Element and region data
════════════════
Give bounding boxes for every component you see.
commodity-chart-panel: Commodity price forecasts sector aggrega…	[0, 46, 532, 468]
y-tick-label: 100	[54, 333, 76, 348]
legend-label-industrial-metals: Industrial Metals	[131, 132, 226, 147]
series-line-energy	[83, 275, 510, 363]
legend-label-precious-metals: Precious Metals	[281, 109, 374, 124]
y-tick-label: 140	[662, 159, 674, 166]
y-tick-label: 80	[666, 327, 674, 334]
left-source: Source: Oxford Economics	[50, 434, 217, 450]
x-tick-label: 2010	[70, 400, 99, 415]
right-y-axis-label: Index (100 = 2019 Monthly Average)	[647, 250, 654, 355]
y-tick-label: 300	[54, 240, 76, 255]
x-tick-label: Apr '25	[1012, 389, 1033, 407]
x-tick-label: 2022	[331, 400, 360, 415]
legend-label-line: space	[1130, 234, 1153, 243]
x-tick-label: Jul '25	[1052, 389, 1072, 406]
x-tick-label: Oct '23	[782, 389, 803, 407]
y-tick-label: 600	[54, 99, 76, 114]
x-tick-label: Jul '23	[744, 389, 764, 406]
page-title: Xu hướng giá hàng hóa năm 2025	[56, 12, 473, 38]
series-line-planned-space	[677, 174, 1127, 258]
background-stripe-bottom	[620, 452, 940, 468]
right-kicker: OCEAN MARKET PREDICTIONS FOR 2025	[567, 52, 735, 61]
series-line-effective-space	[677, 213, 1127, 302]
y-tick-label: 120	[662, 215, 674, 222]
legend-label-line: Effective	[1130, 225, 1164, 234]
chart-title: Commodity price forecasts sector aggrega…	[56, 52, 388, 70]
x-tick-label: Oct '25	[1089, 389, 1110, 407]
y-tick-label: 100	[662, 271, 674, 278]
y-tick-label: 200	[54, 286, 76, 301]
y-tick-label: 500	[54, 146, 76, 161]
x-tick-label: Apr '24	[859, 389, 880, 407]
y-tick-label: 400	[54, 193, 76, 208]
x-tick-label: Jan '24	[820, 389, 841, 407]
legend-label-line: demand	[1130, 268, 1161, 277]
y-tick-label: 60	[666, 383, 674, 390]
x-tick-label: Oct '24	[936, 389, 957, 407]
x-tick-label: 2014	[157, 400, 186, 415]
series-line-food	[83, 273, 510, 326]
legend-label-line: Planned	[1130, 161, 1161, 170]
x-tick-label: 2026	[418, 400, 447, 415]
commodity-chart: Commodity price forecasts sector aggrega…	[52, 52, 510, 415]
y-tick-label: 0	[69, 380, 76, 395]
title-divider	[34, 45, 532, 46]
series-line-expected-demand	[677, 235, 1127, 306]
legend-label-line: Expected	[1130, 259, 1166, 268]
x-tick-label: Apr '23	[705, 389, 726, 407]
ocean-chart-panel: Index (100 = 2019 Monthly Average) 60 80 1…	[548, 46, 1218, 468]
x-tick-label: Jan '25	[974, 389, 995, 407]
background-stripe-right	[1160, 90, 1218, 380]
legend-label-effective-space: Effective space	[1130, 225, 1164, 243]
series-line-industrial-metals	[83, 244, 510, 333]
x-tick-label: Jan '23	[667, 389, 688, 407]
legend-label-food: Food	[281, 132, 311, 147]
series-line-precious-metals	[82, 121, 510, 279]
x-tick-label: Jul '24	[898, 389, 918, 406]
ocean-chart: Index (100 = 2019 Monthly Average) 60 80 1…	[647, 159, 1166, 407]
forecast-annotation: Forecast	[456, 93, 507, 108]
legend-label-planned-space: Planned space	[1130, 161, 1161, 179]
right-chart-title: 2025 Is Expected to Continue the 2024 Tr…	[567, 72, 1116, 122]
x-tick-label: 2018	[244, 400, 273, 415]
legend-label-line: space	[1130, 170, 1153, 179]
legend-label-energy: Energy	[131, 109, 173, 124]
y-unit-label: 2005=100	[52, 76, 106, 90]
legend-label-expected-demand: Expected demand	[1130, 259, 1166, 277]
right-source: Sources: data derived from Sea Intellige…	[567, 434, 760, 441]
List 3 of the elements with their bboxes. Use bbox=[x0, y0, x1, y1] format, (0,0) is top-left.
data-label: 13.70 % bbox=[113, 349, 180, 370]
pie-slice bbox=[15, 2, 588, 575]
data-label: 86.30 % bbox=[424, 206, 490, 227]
════════════════
TASK DETAILS:
Copy out all of the records above, line for line, with no changes.

FINAL ANSWER:
Give bounding boxes for every component you see.
commodity-chart-panel: Commodity price forecasts sector aggrega…	[0, 46, 532, 468]
y-tick-label: 100	[54, 333, 76, 348]
legend-label-industrial-metals: Industrial Metals	[131, 132, 226, 147]
series-line-energy	[83, 275, 510, 363]
legend-label-precious-metals: Precious Metals	[281, 109, 374, 124]
y-tick-label: 140	[662, 159, 674, 166]
y-tick-label: 80	[666, 327, 674, 334]
left-source: Source: Oxford Economics	[50, 434, 217, 450]
x-tick-label: 2010	[70, 400, 99, 415]
right-y-axis-label: Index (100 = 2019 Monthly Average)	[647, 250, 654, 355]
y-tick-label: 300	[54, 240, 76, 255]
x-tick-label: Apr '25	[1012, 389, 1033, 407]
x-tick-label: 2022	[331, 400, 360, 415]
legend-label-line: space	[1130, 234, 1153, 243]
x-tick-label: Jul '25	[1052, 389, 1072, 406]
x-tick-label: Oct '23	[782, 389, 803, 407]
y-tick-label: 600	[54, 99, 76, 114]
x-tick-label: Jul '23	[744, 389, 764, 406]
page-title: Xu hướng giá hàng hóa năm 2025	[56, 12, 473, 38]
series-line-planned-space	[677, 174, 1127, 258]
background-stripe-bottom	[620, 452, 940, 468]
right-kicker: OCEAN MARKET PREDICTIONS FOR 2025	[567, 52, 735, 61]
series-line-effective-space	[677, 213, 1127, 302]
y-tick-label: 120	[662, 215, 674, 222]
legend-label-line: Effective	[1130, 225, 1164, 234]
chart-title: Commodity price forecasts sector aggrega…	[56, 52, 388, 70]
x-tick-label: Oct '25	[1089, 389, 1110, 407]
y-tick-label: 100	[662, 271, 674, 278]
y-tick-label: 200	[54, 286, 76, 301]
y-tick-label: 500	[54, 146, 76, 161]
x-tick-label: Apr '24	[859, 389, 880, 407]
y-tick-label: 400	[54, 193, 76, 208]
x-tick-label: Jan '24	[820, 389, 841, 407]
legend-label-line: demand	[1130, 268, 1161, 277]
y-tick-label: 60	[666, 383, 674, 390]
x-tick-label: Oct '24	[936, 389, 957, 407]
x-tick-label: 2014	[157, 400, 186, 415]
series-line-food	[83, 273, 510, 326]
legend-label-line: Planned	[1130, 161, 1161, 170]
x-tick-label: 2026	[418, 400, 447, 415]
commodity-chart: Commodity price forecasts sector aggrega…	[52, 52, 510, 415]
y-tick-label: 0	[69, 380, 76, 395]
title-divider	[34, 45, 532, 46]
series-line-expected-demand	[677, 235, 1127, 306]
legend-label-line: Expected	[1130, 259, 1166, 268]
x-tick-label: Apr '23	[705, 389, 726, 407]
ocean-chart-panel: Index (100 = 2019 Monthly Average) 60 80 1…	[548, 46, 1218, 468]
x-tick-label: Jan '25	[974, 389, 995, 407]
background-stripe-right	[1160, 90, 1218, 380]
legend-label-effective-space: Effective space	[1130, 225, 1164, 243]
series-line-industrial-metals	[83, 244, 510, 333]
x-tick-label: Jan '23	[667, 389, 688, 407]
legend-label-food: Food	[281, 132, 311, 147]
series-line-precious-metals	[82, 121, 510, 279]
x-tick-label: Jul '24	[898, 389, 918, 406]
ocean-chart: Index (100 = 2019 Monthly Average) 60 80 1…	[647, 159, 1166, 407]
forecast-annotation: Forecast	[456, 93, 507, 108]
legend-label-planned-space: Planned space	[1130, 161, 1161, 179]
right-chart-title: 2025 Is Expected to Continue the 2024 Tr…	[567, 72, 1116, 122]
x-tick-label: 2018	[244, 400, 273, 415]
legend-label-line: space	[1130, 170, 1153, 179]
legend-label-energy: Energy	[131, 109, 173, 124]
y-unit-label: 2005=100	[52, 76, 106, 90]
legend-label-expected-demand: Expected demand	[1130, 259, 1166, 277]
right-source: Sources: data derived from Sea Intellige…	[567, 434, 760, 441]
List 3 of the elements with their bboxes. Use bbox=[x0, y0, x1, y1] format, (0,0) is top-left.
data-label: 13.70 % bbox=[113, 349, 180, 370]
pie-slice bbox=[15, 2, 588, 575]
data-label: 86.30 % bbox=[424, 206, 490, 227]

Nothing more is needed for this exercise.